Find every line with the string "evaluation" in it, count them, and reply with that count only.

_Entries shown_
Start
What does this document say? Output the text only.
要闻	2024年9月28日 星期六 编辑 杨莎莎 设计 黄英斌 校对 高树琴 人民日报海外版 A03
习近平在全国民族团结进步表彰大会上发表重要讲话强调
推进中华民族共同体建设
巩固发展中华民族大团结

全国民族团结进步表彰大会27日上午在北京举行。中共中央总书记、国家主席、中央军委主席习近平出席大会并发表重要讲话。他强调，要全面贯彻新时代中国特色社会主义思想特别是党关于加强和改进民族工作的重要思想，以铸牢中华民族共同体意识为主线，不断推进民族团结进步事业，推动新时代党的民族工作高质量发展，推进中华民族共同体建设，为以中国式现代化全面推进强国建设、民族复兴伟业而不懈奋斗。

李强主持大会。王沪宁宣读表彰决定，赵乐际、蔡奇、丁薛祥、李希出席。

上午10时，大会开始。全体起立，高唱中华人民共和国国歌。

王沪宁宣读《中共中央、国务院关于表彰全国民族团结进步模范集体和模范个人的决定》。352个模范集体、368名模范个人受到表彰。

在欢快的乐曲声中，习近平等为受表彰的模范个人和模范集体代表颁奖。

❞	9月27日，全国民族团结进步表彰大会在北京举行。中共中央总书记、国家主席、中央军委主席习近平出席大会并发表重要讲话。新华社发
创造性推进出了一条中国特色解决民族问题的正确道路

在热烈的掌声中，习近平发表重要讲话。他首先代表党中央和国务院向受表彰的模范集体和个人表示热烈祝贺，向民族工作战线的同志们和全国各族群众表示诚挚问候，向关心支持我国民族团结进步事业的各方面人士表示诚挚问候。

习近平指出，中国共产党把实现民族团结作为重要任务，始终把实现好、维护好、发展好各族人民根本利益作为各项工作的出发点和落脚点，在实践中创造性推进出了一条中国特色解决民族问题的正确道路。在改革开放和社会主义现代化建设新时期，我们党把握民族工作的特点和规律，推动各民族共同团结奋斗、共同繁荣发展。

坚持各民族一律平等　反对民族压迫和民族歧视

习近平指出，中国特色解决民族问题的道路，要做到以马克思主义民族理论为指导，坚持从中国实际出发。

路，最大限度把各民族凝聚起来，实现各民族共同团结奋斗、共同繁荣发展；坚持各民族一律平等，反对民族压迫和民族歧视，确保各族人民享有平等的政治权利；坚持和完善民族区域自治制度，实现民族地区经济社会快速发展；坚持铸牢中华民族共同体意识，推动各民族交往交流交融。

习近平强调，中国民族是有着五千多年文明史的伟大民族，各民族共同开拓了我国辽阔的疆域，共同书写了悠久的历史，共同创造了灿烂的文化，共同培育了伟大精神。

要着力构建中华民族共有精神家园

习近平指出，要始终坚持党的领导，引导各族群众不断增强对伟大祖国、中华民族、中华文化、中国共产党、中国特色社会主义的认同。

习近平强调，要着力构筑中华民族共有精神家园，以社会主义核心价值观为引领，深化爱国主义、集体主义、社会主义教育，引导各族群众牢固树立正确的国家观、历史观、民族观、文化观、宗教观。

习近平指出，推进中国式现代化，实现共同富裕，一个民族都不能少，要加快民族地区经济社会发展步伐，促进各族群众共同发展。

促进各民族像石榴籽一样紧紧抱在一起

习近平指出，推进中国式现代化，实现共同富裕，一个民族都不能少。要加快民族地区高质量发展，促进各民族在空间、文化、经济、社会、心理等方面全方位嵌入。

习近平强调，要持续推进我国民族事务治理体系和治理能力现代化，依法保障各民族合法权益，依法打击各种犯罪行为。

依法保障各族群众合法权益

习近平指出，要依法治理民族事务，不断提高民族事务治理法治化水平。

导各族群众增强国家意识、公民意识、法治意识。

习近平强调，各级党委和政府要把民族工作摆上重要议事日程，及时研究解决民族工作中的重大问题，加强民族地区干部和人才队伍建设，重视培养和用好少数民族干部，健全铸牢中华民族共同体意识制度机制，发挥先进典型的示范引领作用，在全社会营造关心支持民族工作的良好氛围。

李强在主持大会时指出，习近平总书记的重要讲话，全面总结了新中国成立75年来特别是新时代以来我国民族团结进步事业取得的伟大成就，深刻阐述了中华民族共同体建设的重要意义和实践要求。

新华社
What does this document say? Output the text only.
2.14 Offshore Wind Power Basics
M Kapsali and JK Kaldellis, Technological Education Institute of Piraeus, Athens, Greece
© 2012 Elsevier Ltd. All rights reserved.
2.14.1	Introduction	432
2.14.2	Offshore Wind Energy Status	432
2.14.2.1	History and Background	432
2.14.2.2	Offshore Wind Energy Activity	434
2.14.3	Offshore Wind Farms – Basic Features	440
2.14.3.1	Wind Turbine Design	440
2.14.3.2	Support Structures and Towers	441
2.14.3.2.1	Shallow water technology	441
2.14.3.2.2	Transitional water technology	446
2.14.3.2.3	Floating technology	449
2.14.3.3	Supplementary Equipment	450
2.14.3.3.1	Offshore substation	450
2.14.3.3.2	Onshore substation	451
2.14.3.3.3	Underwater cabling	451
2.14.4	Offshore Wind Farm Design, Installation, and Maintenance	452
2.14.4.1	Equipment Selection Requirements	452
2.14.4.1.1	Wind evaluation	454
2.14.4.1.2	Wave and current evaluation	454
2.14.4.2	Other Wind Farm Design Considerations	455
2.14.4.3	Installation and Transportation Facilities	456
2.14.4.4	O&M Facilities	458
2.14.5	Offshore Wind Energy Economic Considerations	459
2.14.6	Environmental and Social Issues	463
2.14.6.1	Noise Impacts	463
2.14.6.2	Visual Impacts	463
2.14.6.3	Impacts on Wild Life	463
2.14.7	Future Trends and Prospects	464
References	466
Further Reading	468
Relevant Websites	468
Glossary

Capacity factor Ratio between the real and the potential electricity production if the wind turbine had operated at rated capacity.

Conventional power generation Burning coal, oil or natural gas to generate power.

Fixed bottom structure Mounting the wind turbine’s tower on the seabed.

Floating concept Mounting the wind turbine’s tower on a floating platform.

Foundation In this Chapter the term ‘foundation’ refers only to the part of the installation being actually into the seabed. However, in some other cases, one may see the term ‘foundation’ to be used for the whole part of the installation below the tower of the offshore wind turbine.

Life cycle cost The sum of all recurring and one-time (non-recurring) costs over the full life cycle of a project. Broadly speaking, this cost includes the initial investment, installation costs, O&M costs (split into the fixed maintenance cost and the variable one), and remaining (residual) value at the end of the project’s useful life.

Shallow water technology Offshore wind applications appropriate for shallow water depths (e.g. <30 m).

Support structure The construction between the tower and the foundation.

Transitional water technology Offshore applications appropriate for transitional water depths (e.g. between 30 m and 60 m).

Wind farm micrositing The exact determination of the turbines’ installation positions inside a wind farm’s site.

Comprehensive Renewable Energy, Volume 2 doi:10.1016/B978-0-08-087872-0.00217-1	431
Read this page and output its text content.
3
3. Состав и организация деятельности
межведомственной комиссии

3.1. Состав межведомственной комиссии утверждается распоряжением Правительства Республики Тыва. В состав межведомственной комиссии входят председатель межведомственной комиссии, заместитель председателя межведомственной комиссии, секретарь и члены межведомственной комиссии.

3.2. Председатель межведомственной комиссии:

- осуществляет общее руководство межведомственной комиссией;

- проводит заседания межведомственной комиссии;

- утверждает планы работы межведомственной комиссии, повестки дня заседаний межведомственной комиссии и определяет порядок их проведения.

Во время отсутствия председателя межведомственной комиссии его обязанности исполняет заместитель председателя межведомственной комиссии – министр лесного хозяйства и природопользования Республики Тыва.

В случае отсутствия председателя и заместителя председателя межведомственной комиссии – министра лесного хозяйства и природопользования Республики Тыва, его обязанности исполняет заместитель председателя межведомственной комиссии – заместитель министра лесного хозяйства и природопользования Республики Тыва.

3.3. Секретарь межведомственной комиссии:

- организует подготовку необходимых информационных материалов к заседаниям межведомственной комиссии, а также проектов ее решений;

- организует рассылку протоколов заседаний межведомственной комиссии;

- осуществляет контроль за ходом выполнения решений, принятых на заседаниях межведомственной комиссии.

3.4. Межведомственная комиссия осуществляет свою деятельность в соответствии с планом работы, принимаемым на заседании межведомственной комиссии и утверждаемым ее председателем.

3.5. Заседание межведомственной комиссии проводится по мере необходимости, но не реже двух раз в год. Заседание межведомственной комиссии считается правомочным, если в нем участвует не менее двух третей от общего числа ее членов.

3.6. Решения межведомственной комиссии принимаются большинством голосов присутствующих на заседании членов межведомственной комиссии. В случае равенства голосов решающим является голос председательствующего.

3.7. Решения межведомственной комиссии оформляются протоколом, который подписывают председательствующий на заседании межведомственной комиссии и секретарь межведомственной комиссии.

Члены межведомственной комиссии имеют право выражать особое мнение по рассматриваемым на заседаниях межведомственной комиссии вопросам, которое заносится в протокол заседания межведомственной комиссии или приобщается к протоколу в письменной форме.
End
_Finished exercise_
2